## Problem:
Copy out each line featuring the string "hapus" from the entries beneath.

[Dataset items]
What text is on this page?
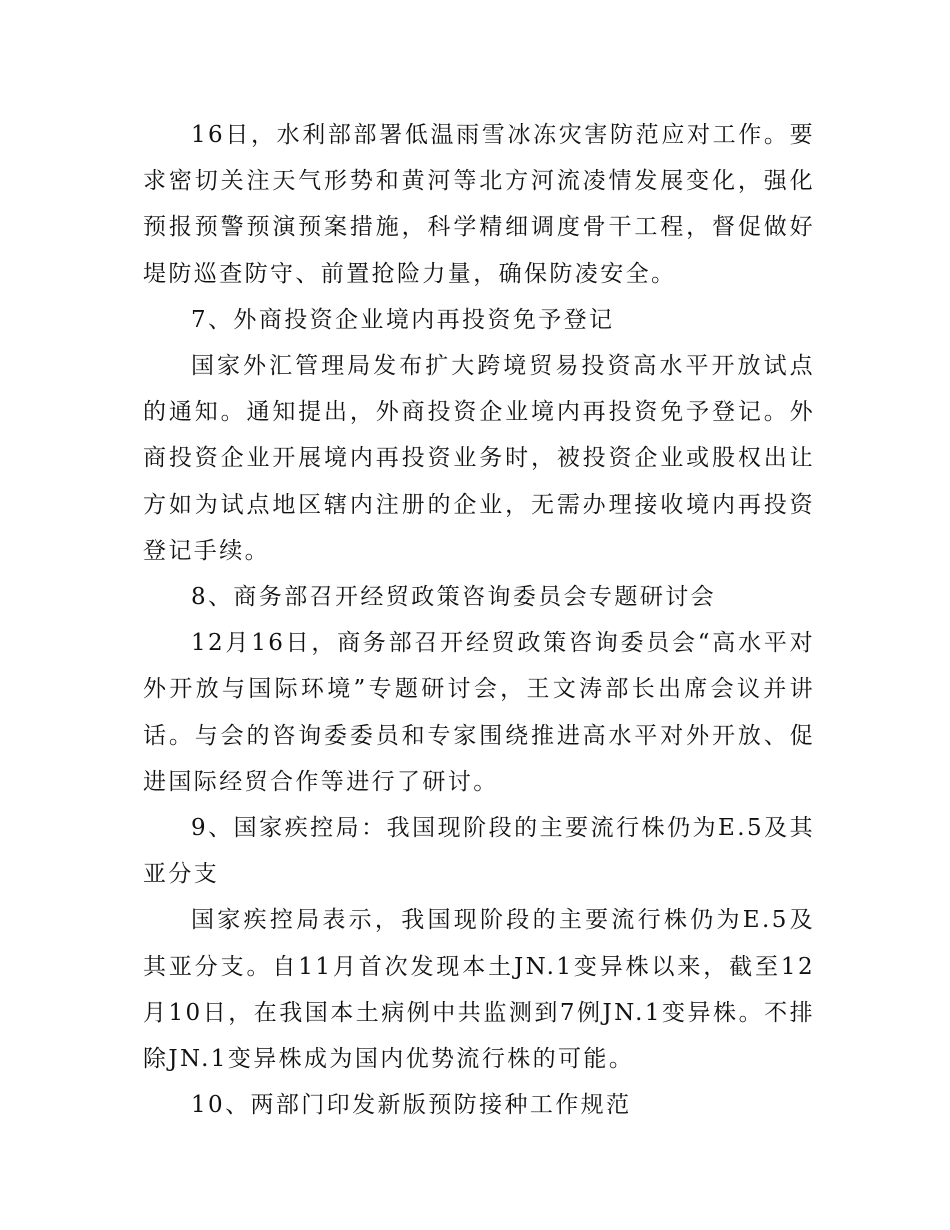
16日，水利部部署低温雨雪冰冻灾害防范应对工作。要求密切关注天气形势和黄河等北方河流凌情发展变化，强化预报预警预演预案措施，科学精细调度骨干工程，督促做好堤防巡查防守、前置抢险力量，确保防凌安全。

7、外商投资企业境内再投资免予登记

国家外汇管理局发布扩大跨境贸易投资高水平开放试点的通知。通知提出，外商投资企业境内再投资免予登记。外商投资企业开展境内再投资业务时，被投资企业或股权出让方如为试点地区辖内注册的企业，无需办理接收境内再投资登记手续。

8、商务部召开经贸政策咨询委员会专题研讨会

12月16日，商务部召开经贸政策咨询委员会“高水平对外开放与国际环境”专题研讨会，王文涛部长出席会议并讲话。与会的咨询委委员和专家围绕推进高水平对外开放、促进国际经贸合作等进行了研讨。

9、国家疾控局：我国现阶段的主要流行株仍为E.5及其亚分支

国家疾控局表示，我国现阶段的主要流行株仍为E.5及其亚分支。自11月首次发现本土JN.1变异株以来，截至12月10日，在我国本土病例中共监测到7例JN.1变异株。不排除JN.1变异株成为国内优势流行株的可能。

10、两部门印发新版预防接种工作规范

--

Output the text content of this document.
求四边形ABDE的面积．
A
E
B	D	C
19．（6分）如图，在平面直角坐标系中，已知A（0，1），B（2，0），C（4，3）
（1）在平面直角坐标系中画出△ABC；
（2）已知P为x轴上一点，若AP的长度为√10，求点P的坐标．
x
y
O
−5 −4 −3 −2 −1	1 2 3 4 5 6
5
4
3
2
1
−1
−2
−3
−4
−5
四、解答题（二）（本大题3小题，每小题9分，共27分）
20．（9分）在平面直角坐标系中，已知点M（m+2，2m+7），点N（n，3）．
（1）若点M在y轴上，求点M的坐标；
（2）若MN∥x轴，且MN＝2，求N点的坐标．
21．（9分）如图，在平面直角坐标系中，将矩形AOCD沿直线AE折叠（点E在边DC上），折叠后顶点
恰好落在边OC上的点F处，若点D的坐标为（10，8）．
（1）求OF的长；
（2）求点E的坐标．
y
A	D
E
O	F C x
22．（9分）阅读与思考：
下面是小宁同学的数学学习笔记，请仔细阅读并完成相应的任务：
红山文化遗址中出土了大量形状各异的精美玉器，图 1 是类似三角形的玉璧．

---

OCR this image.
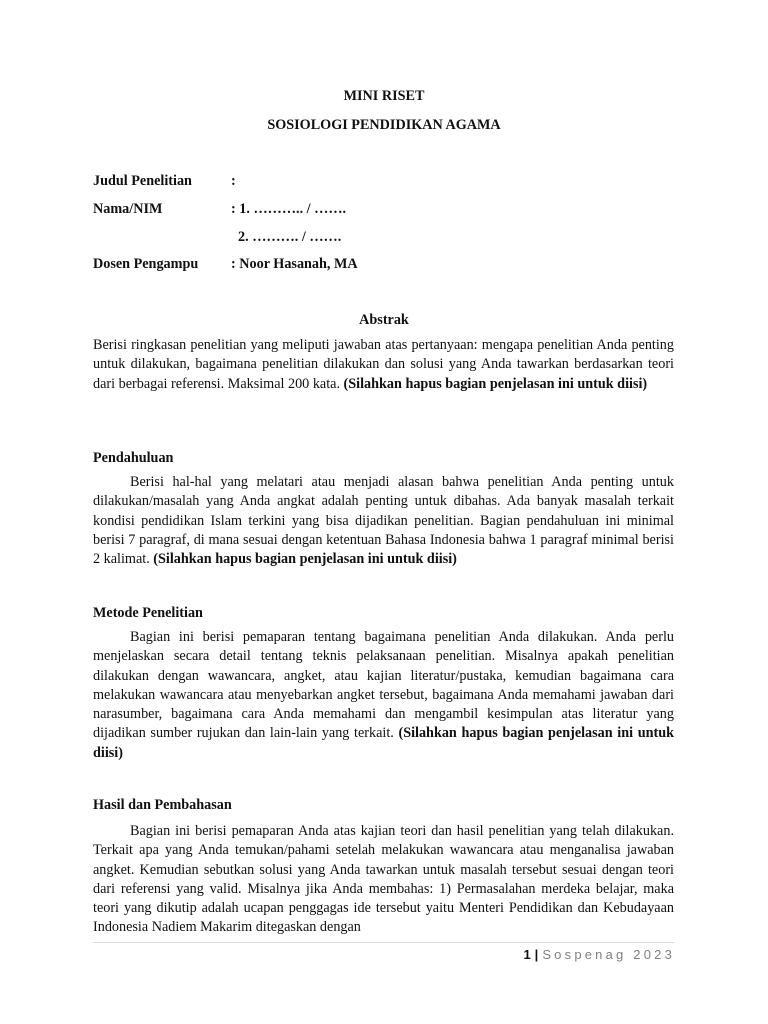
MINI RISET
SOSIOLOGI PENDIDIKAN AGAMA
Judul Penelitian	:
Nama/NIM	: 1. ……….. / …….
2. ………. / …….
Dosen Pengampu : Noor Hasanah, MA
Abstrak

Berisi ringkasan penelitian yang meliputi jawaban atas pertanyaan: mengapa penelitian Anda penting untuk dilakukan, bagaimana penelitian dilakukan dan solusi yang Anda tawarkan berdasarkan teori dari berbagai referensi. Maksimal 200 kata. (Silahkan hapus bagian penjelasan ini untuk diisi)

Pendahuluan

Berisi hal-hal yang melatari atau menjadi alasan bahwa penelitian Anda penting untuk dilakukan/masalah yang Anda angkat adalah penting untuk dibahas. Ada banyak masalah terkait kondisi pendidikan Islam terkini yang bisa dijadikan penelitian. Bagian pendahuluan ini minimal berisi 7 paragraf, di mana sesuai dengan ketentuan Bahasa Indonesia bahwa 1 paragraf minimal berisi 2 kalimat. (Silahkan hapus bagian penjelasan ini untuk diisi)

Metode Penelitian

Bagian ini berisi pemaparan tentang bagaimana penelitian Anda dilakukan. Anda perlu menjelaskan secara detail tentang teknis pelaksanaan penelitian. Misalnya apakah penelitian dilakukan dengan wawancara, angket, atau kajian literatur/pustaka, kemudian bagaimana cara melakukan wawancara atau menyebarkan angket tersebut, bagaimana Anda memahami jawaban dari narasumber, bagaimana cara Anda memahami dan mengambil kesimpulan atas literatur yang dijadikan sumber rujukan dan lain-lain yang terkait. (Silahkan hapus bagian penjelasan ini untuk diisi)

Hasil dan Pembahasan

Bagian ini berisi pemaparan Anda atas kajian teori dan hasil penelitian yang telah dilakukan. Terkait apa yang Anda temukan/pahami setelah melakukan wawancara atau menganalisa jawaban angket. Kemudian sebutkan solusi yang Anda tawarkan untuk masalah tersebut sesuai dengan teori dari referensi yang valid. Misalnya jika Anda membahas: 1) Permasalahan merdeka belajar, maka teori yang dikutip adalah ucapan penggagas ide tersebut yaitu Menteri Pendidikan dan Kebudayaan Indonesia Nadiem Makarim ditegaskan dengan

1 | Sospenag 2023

## Response for this exercise:
Berisi ringkasan penelitian yang meliputi jawaban atas pertanyaan: mengapa penelitian Anda penting untuk dilakukan, bagaimana penelitian dilakukan dan solusi yang Anda tawarkan berdasarkan teori dari berbagai referensi. Maksimal 200 kata. (Silahkan hapus bagian penjelasan ini untuk diisi)
Berisi hal-hal yang melatari atau menjadi alasan bahwa penelitian Anda penting untuk dilakukan/masalah yang Anda angkat adalah penting untuk dibahas. Ada banyak masalah terkait kondisi pendidikan Islam terkini yang bisa dijadikan penelitian. Bagian pendahuluan ini minimal berisi 7 paragraf, di mana sesuai dengan ketentuan Bahasa Indonesia bahwa 1 paragraf minimal berisi 2 kalimat. (Silahkan hapus bagian penjelasan ini untuk diisi)
Bagian ini berisi pemaparan tentang bagaimana penelitian Anda dilakukan. Anda perlu menjelaskan secara detail tentang teknis pelaksanaan penelitian. Misalnya apakah penelitian dilakukan dengan wawancara, angket, atau kajian literatur/pustaka, kemudian bagaimana cara melakukan wawancara atau menyebarkan angket tersebut, bagaimana Anda memahami jawaban dari narasumber, bagaimana cara Anda memahami dan mengambil kesimpulan atas literatur yang dijadikan sumber rujukan dan lain-lain yang terkait. (Silahkan hapus bagian penjelasan ini untuk diisi)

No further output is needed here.